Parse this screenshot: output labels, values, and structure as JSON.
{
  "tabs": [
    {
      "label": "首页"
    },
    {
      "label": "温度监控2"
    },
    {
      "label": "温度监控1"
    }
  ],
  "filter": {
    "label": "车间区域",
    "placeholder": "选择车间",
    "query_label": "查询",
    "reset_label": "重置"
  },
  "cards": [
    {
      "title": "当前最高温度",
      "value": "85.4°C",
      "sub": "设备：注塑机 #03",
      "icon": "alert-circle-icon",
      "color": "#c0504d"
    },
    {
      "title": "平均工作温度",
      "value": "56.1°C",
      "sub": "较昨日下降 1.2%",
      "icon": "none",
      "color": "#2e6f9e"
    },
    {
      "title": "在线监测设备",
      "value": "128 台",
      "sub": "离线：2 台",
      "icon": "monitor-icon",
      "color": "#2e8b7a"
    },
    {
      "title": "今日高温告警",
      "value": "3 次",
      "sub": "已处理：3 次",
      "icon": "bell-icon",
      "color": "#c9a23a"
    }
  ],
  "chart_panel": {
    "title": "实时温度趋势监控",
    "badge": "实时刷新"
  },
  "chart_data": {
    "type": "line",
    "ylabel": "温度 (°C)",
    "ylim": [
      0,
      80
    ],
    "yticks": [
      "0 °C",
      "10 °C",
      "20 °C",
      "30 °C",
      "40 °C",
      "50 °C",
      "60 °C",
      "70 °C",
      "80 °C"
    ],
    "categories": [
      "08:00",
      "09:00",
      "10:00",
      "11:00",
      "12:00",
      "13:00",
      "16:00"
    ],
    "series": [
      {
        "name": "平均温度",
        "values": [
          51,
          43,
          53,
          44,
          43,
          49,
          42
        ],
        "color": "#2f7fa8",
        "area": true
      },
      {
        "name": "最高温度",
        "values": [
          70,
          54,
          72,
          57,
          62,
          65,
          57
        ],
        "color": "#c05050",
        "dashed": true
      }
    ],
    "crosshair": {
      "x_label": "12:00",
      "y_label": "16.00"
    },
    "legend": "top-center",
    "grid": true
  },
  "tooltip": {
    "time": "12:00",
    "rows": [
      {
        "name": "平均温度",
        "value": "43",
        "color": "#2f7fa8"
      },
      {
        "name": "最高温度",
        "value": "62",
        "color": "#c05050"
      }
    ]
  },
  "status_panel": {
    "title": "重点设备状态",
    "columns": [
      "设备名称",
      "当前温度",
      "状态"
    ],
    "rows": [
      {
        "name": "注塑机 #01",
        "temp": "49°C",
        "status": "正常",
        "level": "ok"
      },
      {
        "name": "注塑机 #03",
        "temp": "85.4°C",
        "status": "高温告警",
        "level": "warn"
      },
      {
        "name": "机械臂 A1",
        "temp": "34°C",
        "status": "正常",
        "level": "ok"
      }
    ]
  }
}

==

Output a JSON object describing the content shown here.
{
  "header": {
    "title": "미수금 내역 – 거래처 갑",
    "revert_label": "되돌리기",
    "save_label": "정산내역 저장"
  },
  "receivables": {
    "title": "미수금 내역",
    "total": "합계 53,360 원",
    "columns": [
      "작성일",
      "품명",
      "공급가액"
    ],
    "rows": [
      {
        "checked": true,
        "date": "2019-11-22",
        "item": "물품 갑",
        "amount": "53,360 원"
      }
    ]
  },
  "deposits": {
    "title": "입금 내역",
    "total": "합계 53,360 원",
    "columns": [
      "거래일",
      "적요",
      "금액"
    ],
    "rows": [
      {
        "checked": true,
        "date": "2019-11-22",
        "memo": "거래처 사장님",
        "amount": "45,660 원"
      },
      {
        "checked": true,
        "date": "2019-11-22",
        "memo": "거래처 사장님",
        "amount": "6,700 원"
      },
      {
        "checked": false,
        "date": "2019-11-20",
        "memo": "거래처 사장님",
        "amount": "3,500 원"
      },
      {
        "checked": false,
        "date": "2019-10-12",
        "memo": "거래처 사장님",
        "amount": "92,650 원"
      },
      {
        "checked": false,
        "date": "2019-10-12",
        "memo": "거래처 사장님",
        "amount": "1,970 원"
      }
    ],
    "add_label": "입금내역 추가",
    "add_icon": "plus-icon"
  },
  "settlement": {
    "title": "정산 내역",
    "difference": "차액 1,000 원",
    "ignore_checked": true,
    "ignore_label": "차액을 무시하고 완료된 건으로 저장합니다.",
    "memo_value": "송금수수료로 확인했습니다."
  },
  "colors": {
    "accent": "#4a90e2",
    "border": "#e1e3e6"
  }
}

(Description of the task): Read the entries and pick out all lines that include the word "title".

(Complete output):
      "title": "当前最高温度",
      "title": "平均工作温度",
      "title": "在线监测设备",
      "title": "今日高温告警",
    "title": "实时温度趋势监控",
    "title": "重点设备状态",
    "title": "미수금 내역 – 거래처 갑",
    "title": "미수금 내역",
    "title": "입금 내역",
    "title": "정산 내역",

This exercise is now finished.